Page excerpt:
============================================================
Ingest


The Firehose

The Firehose API exposed as a single endpoint on firehose.hullapp.io. It is only responsible for capturing incoming traffic mainly coming from connectors.

  POST https://firehose.hullapp.io/
  > Hull-Organization: example.hullapp.io
  > Hull-App-Id: 5a7962e2793d3e942a03b29a
  > Hull-Access-Token: 123456789
  > Content-Type: application/json
  {
    "batch": [{
      "type": "traits",
      "body": {
        "email": "bob@bob.com",
        "name": "Bobby Lapointe",
        "country": "France",
        "city": "Paris"
      },
      "headers": {
        "Hull-Access-Token": "eyJ0eXA..."
      },
      "timestamp": "2018-02-06T09:35:11.146Z"
    }, {
      "type": "track",
      "body": {
        "ip": "1.2.3.4",
        "url": "https://www.hull.io/docs",
        "referrer": "https://www.google.com",
        "event_id": "8fbebdde-68e3-43cf-ae45-0edc8057ab8e",
        "properties": { "name": "iPhone" },
        "event": "Viewed Product"
      },
      "headers": {
        "Hull-Access-Token": "eyJ0eXA..."
      },
      "timestamp": "2018-02-06T09:35:11.574Z"
    }],
    "timestamp": "2018-02-06T09:35:12.576Z",
    "sentAt": "2018-02-06T09:35:12.576Z"
  }

Each message in the batch represents Firehose::Event to ingest.

It is composed of

  • type which can be either traits, track or alias
  • body which contains the payload of the message to ingest
  • headers contain headers that are contextual to the message, where Hull-Access-Token contains a JWT with a set of claims signed with the Application secret. Those claims are the data points used in the identity resolution.
  • timestamp is the local timestamp of the client generating the payload

Message lanes Messages can also decorated with a special marker that marks the resolved user as active and puts it for the next 10 minutes in the FastLane.

There are 2 ways to mark a message as active

  • via a dedicated io.hull.active = true claim in the signed token
  • by adding active = true to the payload of a track event

All following messages in the next 10 minutes (or as long as the user is marked as active) will be sent to connectors in a separate lane which is treated with a greater priority than the standard lane messages.

traits event

Firehose events of type traits are used to set properties on an Entity (User or Account).
============================================================
Data shown:
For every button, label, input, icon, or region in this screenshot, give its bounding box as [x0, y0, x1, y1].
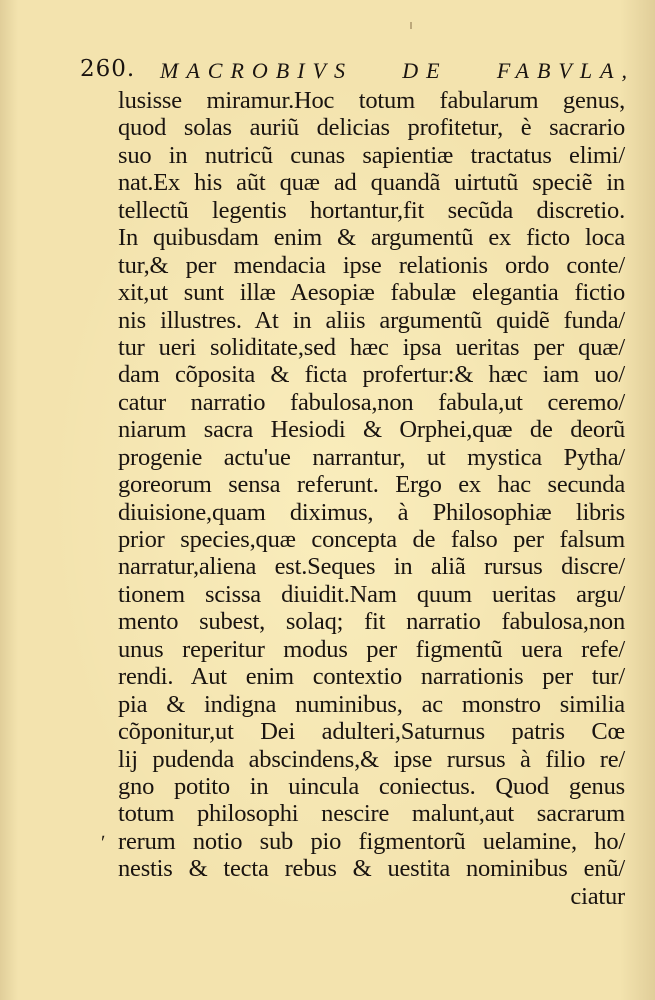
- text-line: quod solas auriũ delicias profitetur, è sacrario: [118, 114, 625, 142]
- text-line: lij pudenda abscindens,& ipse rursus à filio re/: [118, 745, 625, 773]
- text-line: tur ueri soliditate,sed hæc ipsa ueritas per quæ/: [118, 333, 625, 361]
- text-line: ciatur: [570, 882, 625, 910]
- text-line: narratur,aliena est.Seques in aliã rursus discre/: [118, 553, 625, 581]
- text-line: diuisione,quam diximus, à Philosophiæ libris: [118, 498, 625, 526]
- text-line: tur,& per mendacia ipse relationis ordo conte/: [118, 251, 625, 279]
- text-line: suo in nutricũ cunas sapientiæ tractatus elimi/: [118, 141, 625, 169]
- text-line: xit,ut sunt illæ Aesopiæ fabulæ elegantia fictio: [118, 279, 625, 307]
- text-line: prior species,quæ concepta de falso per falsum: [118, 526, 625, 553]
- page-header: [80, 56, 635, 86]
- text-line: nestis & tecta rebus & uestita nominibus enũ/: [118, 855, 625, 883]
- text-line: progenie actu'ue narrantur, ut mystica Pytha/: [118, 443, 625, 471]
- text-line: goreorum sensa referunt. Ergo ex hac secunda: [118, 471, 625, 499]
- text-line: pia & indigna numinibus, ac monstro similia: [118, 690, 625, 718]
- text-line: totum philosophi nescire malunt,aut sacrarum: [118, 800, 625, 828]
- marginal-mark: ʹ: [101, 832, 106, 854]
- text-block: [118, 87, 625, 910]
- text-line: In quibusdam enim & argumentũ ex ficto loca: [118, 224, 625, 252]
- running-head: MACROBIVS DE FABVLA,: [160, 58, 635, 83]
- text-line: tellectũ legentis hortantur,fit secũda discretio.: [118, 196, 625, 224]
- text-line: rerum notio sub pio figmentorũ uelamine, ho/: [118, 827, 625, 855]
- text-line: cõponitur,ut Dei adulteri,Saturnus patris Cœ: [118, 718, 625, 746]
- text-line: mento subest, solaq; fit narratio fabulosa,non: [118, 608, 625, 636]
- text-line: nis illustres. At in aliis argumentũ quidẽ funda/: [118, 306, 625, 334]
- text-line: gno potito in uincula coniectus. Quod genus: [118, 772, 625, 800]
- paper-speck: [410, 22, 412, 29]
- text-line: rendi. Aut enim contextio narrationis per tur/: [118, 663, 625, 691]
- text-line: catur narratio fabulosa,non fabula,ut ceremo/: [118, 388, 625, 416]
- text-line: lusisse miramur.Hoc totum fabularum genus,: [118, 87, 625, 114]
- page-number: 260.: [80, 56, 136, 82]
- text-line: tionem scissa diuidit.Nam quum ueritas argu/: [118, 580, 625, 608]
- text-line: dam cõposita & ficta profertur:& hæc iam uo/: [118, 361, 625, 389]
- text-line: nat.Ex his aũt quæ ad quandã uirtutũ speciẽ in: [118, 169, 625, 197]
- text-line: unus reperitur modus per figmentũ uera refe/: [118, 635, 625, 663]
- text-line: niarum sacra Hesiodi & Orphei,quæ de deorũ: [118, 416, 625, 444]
============================================================
Set task: Write what comes next in the Firehose ingest page, continuing after its last sentence.

Exercise response:
The body contains a set of key values that will be applied as traits on the Entity once resolved.

Keys are ignored if they does not match the following KEY_REGEXP = /[**\$\.**]/

Values supported are - Strings - Numeric - Array of strings - Booleans - Dates, either as ISO-8601 formatted strings or UNIX timestamps

Nested objects are ignored.

  • values can be formatted as atomic operations to be applied to existing traits
    • setIfNull { "foo" : { "operation" : "setIfNull", "value" : "bar" } }
    • inc { "foo" : { "operation" : "inc", "value" : 100 } }
    • dec { "foo" : { "operation" : "dec", "value" : 100 } }
    • set { "foo" : { "operation" : "set", "value" : "bar" } }

Group traits

Traits are recorded in a flat key/values structure, Hull does not support complex nested object.

However, by convention, keys that share a common prefix delimited by / will be visually grouped as set of attributes in the dashboard.

example:

{
    "type": "traits",
    "body": {
      "salesforce/id": "123",
      "salesforce/name": "Bobby Lapointe",
      "salesforce/type": "Contact"
    },
    "headers": {
      "Hull-Access-Token": "eyJ0eXA..."
    },
    "timestamp": "2018-02-06T09:35:11.146Z"
}

track event

Firehose events of type track are used to record Events on a User (Account events are currently not supported yet)

The body contains the following entries:

  • event: the event name
  • event_id: a unique event_id. unique across the whole organization. Can be used to ensure idempotent tracking or imports.
  • properties: a set of flat key values associated to the event. No schema is enforced. Large cardinalities can be an issue though because the schema is discovered along the way and used in the dashboard to suggest existing values.

additional supported contextual information to the event:

  • source: Defines a namespace, such as zendesk, mailchimp, stripe
  • type: Define a event type, such as mail, ticket, payment
  • created_at: Define an event date. defaults to now()
  • ip: Define the Event’s IP. Set to null if you’re storing a server call, otherwise, geoIP will locate this event.
  • referrer: Define the Referer. null for server calls.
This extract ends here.